▶ Problem description: Copy the records below exactly, leaving out every picture.

▶ Extracted entries:
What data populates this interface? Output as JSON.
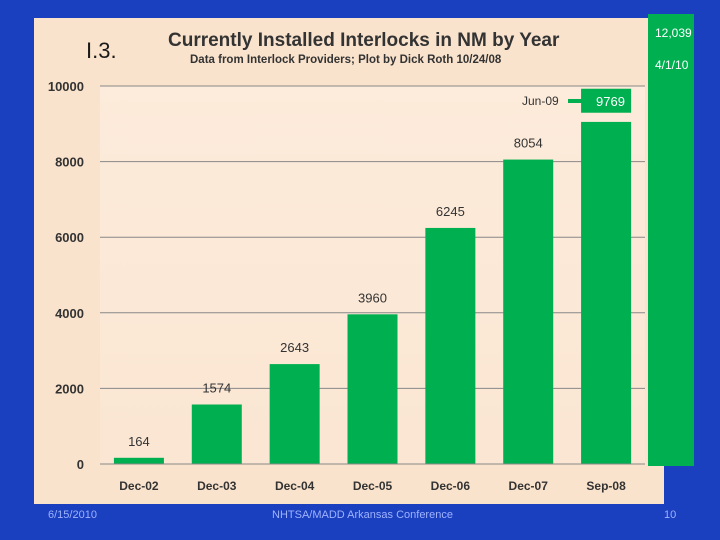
{
  "slide": {
    "label": "I.3.",
    "footer_date": "6/15/2010",
    "footer_conference": "NHTSA/MADD Arkansas Conference",
    "footer_page": "10"
  },
  "annotations": {
    "top_value": "12,039",
    "top_date": "4/1/10",
    "jun09_label": "Jun-09",
    "jun09_value": "9769",
    "top_value_number": 12039,
    "jun09_number": 9769
  },
  "colors": {
    "bar": "#00b050",
    "panel": "#fae3cc",
    "slide_bg": "#1a3fbf",
    "arrow": "#00b050"
  },
  "chart_data": {
    "type": "bar",
    "title": "Currently Installed Interlocks in NM by Year",
    "subtitle": "Data from Interlock Providers; Plot by Dick Roth 10/24/08",
    "categories": [
      "Dec-02",
      "Dec-03",
      "Dec-04",
      "Dec-05",
      "Dec-06",
      "Dec-07",
      "Sep-08"
    ],
    "values": [
      164,
      1574,
      2643,
      3960,
      6245,
      8054,
      9050
    ],
    "data_labels": [
      "164",
      "1574",
      "2643",
      "3960",
      "6245",
      "8054",
      ""
    ],
    "ylim": [
      0,
      10000
    ],
    "yticks": [
      0,
      2000,
      4000,
      6000,
      8000,
      10000
    ],
    "xlabel": "",
    "ylabel": "",
    "grid": true
  }
}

▶ Result of the task:
What data populates this interface? Output as JSON.
{
  "slide": {
    "label": "I.3.",
    "footer_date": "6/15/2010",
    "footer_conference": "NHTSA/MADD Arkansas Conference",
    "footer_page": "10"
  },
  "annotations": {
    "top_value": "12,039",
    "top_date": "4/1/10",
    "jun09_label": "Jun-09",
    "jun09_value": "9769",
    "top_value_number": 12039,
    "jun09_number": 9769
  },
  "colors": {
    "bar": "#00b050",
    "panel": "#fae3cc",
    "slide_bg": "#1a3fbf",
    "arrow": "#00b050"
  },
  "chart_data": {
    "type": "bar",
    "title": "Currently Installed Interlocks in NM by Year",
    "subtitle": "Data from Interlock Providers; Plot by Dick Roth 10/24/08",
    "categories": [
      "Dec-02",
      "Dec-03",
      "Dec-04",
      "Dec-05",
      "Dec-06",
      "Dec-07",
      "Sep-08"
    ],
    "values": [
      164,
      1574,
      2643,
      3960,
      6245,
      8054,
      9050
    ],
    "data_labels": [
      "164",
      "1574",
      "2643",
      "3960",
      "6245",
      "8054",
      ""
    ],
    "ylim": [
      0,
      10000
    ],
    "yticks": [
      0,
      2000,
      4000,
      6000,
      8000,
      10000
    ],
    "xlabel": "",
    "ylabel": "",
    "grid": true
  }
}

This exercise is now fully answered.